# Exercise:
Look through the records below and collect all lines that hold the string "from".

Some records:

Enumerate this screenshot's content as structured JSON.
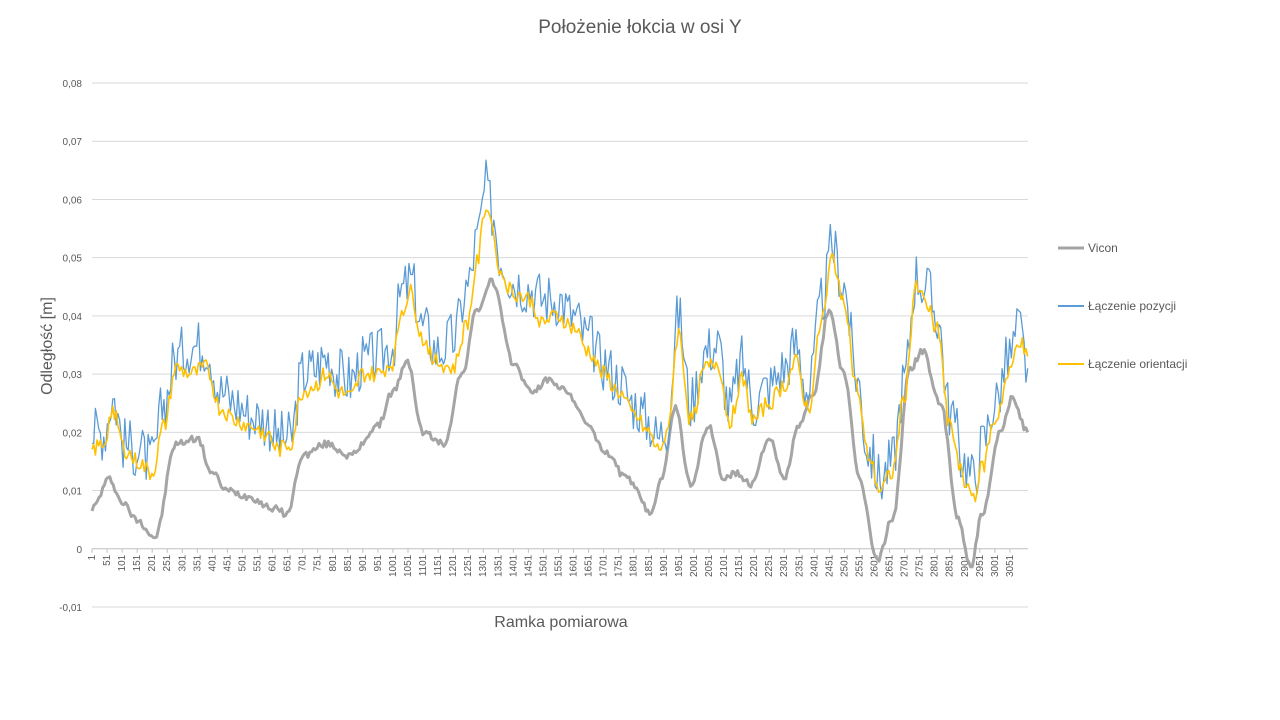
{
  "chart_data": {
    "type": "line",
    "title": "Położenie łokcia w osi Y",
    "xlabel": "Ramka pomiarowa",
    "ylabel": "Odległość [m]",
    "xlim": [
      1,
      3111
    ],
    "ylim": [
      -0.01,
      0.08
    ],
    "y_ticks": [
      {
        "value": -0.01,
        "label": "-0,01"
      },
      {
        "value": 0,
        "label": "0"
      },
      {
        "value": 0.01,
        "label": "0,01"
      },
      {
        "value": 0.02,
        "label": "0,02"
      },
      {
        "value": 0.03,
        "label": "0,03"
      },
      {
        "value": 0.04,
        "label": "0,04"
      },
      {
        "value": 0.05,
        "label": "0,05"
      },
      {
        "value": 0.06,
        "label": "0,06"
      },
      {
        "value": 0.07,
        "label": "0,07"
      },
      {
        "value": 0.08,
        "label": "0,08"
      }
    ],
    "x_ticks": [
      "1",
      "51",
      "101",
      "151",
      "201",
      "251",
      "301",
      "351",
      "401",
      "451",
      "501",
      "551",
      "601",
      "651",
      "701",
      "751",
      "801",
      "851",
      "901",
      "951",
      "1001",
      "1051",
      "1101",
      "1151",
      "1201",
      "1251",
      "1301",
      "1351",
      "1401",
      "1451",
      "1501",
      "1551",
      "1601",
      "1651",
      "1701",
      "1751",
      "1801",
      "1851",
      "1901",
      "1951",
      "2001",
      "2051",
      "2101",
      "2151",
      "2201",
      "2251",
      "2301",
      "2351",
      "2401",
      "2451",
      "2501",
      "2551",
      "2601",
      "2651",
      "2701",
      "2751",
      "2801",
      "2851",
      "2901",
      "2951",
      "3001",
      "3051"
    ],
    "grid": true,
    "legend_position": "right",
    "series": [
      {
        "name": "Vicon",
        "color": "#a5a5a5",
        "x": [
          1,
          60,
          100,
          150,
          210,
          280,
          350,
          400,
          450,
          520,
          600,
          650,
          700,
          780,
          860,
          950,
          1000,
          1050,
          1100,
          1170,
          1230,
          1280,
          1330,
          1400,
          1460,
          1520,
          1580,
          1640,
          1700,
          1780,
          1860,
          1890,
          1940,
          1990,
          2050,
          2100,
          2140,
          2190,
          2250,
          2300,
          2350,
          2400,
          2450,
          2500,
          2550,
          2610,
          2660,
          2720,
          2760,
          2820,
          2880,
          2920,
          2960,
          3020,
          3060,
          3110
        ],
        "values": [
          0.007,
          0.012,
          0.008,
          0.005,
          0.002,
          0.018,
          0.019,
          0.013,
          0.01,
          0.009,
          0.007,
          0.006,
          0.016,
          0.018,
          0.016,
          0.021,
          0.027,
          0.032,
          0.02,
          0.018,
          0.03,
          0.041,
          0.046,
          0.032,
          0.027,
          0.029,
          0.027,
          0.022,
          0.017,
          0.012,
          0.006,
          0.012,
          0.024,
          0.011,
          0.021,
          0.012,
          0.013,
          0.011,
          0.019,
          0.012,
          0.021,
          0.027,
          0.041,
          0.03,
          0.012,
          -0.002,
          0.005,
          0.031,
          0.034,
          0.025,
          0.005,
          -0.003,
          0.006,
          0.02,
          0.026,
          0.02
        ]
      },
      {
        "name": "Łączenie pozycji",
        "color": "#5b9bd5",
        "x": [
          1,
          40,
          70,
          110,
          150,
          200,
          240,
          280,
          330,
          380,
          430,
          480,
          530,
          580,
          620,
          660,
          700,
          740,
          780,
          820,
          860,
          900,
          950,
          1000,
          1030,
          1060,
          1100,
          1150,
          1200,
          1250,
          1280,
          1310,
          1330,
          1360,
          1400,
          1450,
          1500,
          1550,
          1600,
          1650,
          1700,
          1750,
          1800,
          1850,
          1880,
          1910,
          1950,
          1990,
          2040,
          2080,
          2120,
          2160,
          2200,
          2250,
          2300,
          2340,
          2380,
          2430,
          2460,
          2500,
          2540,
          2580,
          2620,
          2660,
          2700,
          2740,
          2770,
          2810,
          2850,
          2900,
          2930,
          2960,
          3000,
          3050,
          3080,
          3110
        ],
        "values": [
          0.02,
          0.02,
          0.026,
          0.018,
          0.017,
          0.015,
          0.025,
          0.033,
          0.035,
          0.035,
          0.027,
          0.025,
          0.023,
          0.022,
          0.019,
          0.019,
          0.03,
          0.031,
          0.033,
          0.03,
          0.029,
          0.032,
          0.033,
          0.035,
          0.044,
          0.046,
          0.038,
          0.034,
          0.036,
          0.045,
          0.053,
          0.062,
          0.058,
          0.05,
          0.046,
          0.045,
          0.043,
          0.043,
          0.04,
          0.036,
          0.032,
          0.029,
          0.025,
          0.022,
          0.019,
          0.021,
          0.04,
          0.025,
          0.034,
          0.035,
          0.024,
          0.032,
          0.025,
          0.028,
          0.031,
          0.035,
          0.027,
          0.043,
          0.052,
          0.045,
          0.03,
          0.017,
          0.012,
          0.015,
          0.029,
          0.047,
          0.045,
          0.04,
          0.024,
          0.015,
          0.012,
          0.018,
          0.025,
          0.033,
          0.038,
          0.031
        ]
      },
      {
        "name": "Łączenie orientacji",
        "color": "#ffc000",
        "x": [
          1,
          40,
          70,
          110,
          150,
          200,
          240,
          280,
          330,
          380,
          430,
          480,
          530,
          580,
          620,
          660,
          700,
          740,
          780,
          820,
          860,
          900,
          950,
          1000,
          1030,
          1060,
          1100,
          1150,
          1200,
          1250,
          1280,
          1310,
          1330,
          1360,
          1400,
          1450,
          1500,
          1550,
          1600,
          1650,
          1700,
          1750,
          1800,
          1850,
          1880,
          1910,
          1950,
          1990,
          2040,
          2080,
          2120,
          2160,
          2200,
          2250,
          2300,
          2340,
          2380,
          2430,
          2460,
          2500,
          2540,
          2580,
          2620,
          2660,
          2700,
          2740,
          2770,
          2810,
          2850,
          2900,
          2930,
          2960,
          3000,
          3050,
          3080,
          3110
        ],
        "values": [
          0.017,
          0.018,
          0.024,
          0.017,
          0.015,
          0.013,
          0.021,
          0.031,
          0.03,
          0.031,
          0.024,
          0.022,
          0.021,
          0.02,
          0.017,
          0.018,
          0.027,
          0.028,
          0.03,
          0.027,
          0.026,
          0.03,
          0.03,
          0.032,
          0.041,
          0.044,
          0.036,
          0.032,
          0.031,
          0.039,
          0.049,
          0.059,
          0.056,
          0.047,
          0.044,
          0.043,
          0.039,
          0.04,
          0.038,
          0.034,
          0.03,
          0.027,
          0.023,
          0.02,
          0.017,
          0.019,
          0.037,
          0.022,
          0.031,
          0.032,
          0.022,
          0.029,
          0.022,
          0.025,
          0.028,
          0.032,
          0.024,
          0.04,
          0.05,
          0.043,
          0.028,
          0.016,
          0.01,
          0.013,
          0.026,
          0.046,
          0.042,
          0.038,
          0.021,
          0.012,
          0.009,
          0.014,
          0.022,
          0.03,
          0.036,
          0.033
        ]
      }
    ]
  }
}
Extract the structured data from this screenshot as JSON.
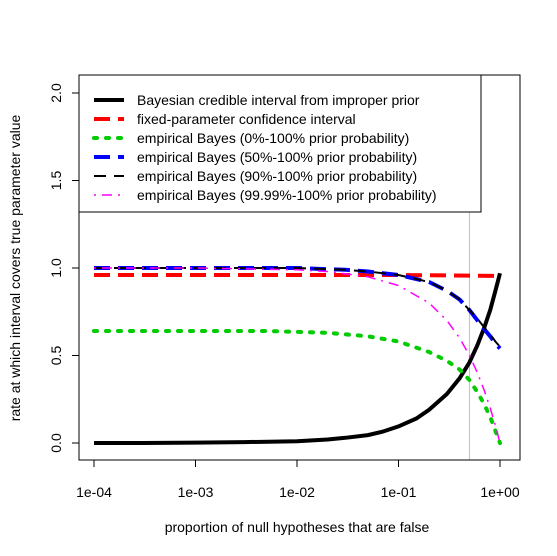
{
  "chart_data": {
    "type": "line",
    "xscale": "log10",
    "xlabel": "proportion of null hypotheses that are false",
    "ylabel": "rate at which interval covers true parameter value",
    "xlim": [
      0.0001,
      1
    ],
    "ylim": [
      0,
      2.0
    ],
    "x_ticks": [
      "1e-04",
      "1e-03",
      "1e-02",
      "1e-01",
      "1e+00"
    ],
    "x_tick_values": [
      0.0001,
      0.001,
      0.01,
      0.1,
      1
    ],
    "y_ticks": [
      "0.0",
      "0.5",
      "1.0",
      "1.5",
      "2.0"
    ],
    "y_tick_values": [
      0,
      0.5,
      1.0,
      1.5,
      2.0
    ],
    "reference_line": {
      "x": 0.5,
      "color": "#bebebe"
    },
    "legend_position": "top-left",
    "grid": false,
    "series": [
      {
        "name": "Bayesian credible interval from improper prior",
        "color": "#000000",
        "dash": "solid",
        "width": 4,
        "x": [
          0.0001,
          0.0003,
          0.001,
          0.003,
          0.01,
          0.02,
          0.03,
          0.05,
          0.07,
          0.1,
          0.15,
          0.2,
          0.3,
          0.4,
          0.5,
          0.6,
          0.7,
          0.8,
          0.9,
          1.0
        ],
        "y": [
          0.0,
          0.0,
          0.002,
          0.005,
          0.01,
          0.02,
          0.03,
          0.045,
          0.065,
          0.095,
          0.14,
          0.19,
          0.28,
          0.37,
          0.46,
          0.56,
          0.66,
          0.76,
          0.87,
          0.97
        ]
      },
      {
        "name": "fixed-parameter confidence interval",
        "color": "#ff0000",
        "dash": "longdash",
        "width": 4,
        "x": [
          0.0001,
          0.001,
          0.01,
          0.1,
          1.0
        ],
        "y": [
          0.96,
          0.96,
          0.96,
          0.96,
          0.955
        ]
      },
      {
        "name": "empirical Bayes (0%-100% prior probability)",
        "color": "#00cc00",
        "dash": "dotted",
        "width": 4,
        "x": [
          0.0001,
          0.001,
          0.005,
          0.01,
          0.02,
          0.05,
          0.1,
          0.2,
          0.3,
          0.4,
          0.5,
          0.6,
          0.7,
          0.8,
          0.9,
          1.0
        ],
        "y": [
          0.64,
          0.64,
          0.64,
          0.635,
          0.63,
          0.61,
          0.58,
          0.52,
          0.47,
          0.42,
          0.36,
          0.29,
          0.22,
          0.15,
          0.07,
          0.0
        ]
      },
      {
        "name": "empirical Bayes (50%-100% prior probability)",
        "color": "#0000ff",
        "dash": "longdash",
        "width": 4,
        "x": [
          0.0001,
          0.001,
          0.01,
          0.03,
          0.05,
          0.1,
          0.2,
          0.3,
          0.4,
          0.5,
          0.6,
          0.7,
          0.8,
          0.9,
          1.0
        ],
        "y": [
          1.0,
          1.0,
          1.0,
          0.99,
          0.98,
          0.96,
          0.92,
          0.87,
          0.82,
          0.76,
          0.7,
          0.65,
          0.61,
          0.57,
          0.54
        ]
      },
      {
        "name": "empirical Bayes (90%-100% prior probability)",
        "color": "#000000",
        "dash": "dashed",
        "width": 2,
        "x": [
          0.0001,
          0.001,
          0.01,
          0.03,
          0.05,
          0.1,
          0.2,
          0.3,
          0.4,
          0.5,
          0.6,
          0.7,
          0.8,
          0.9,
          1.0
        ],
        "y": [
          1.0,
          1.0,
          1.0,
          0.99,
          0.98,
          0.96,
          0.92,
          0.87,
          0.82,
          0.76,
          0.71,
          0.66,
          0.62,
          0.58,
          0.55
        ]
      },
      {
        "name": "empirical Bayes (99.99%-100% prior probability)",
        "color": "#ff00ff",
        "dash": "dotdash",
        "width": 1.5,
        "x": [
          0.0001,
          0.001,
          0.01,
          0.02,
          0.05,
          0.1,
          0.2,
          0.3,
          0.4,
          0.5,
          0.6,
          0.7,
          0.8,
          0.9,
          1.0
        ],
        "y": [
          1.0,
          1.0,
          0.99,
          0.98,
          0.95,
          0.9,
          0.8,
          0.7,
          0.6,
          0.5,
          0.4,
          0.3,
          0.2,
          0.1,
          0.0
        ]
      }
    ]
  }
}
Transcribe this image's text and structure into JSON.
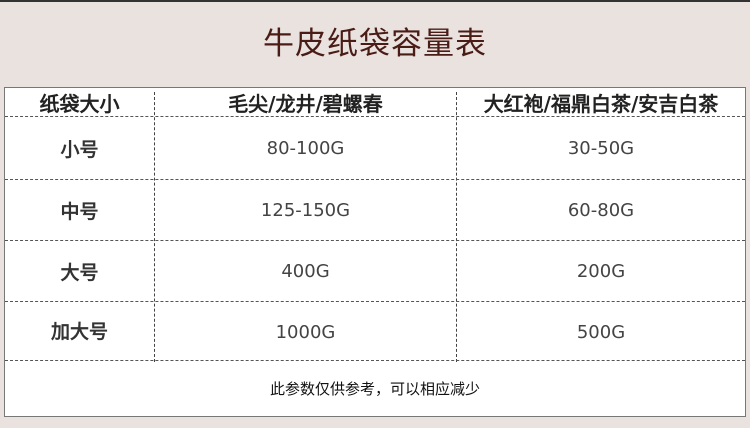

# Answer to this task:
Extract the structured data from this screenshot as JSON.
        "name": "Bayesian credible interval from improper prior",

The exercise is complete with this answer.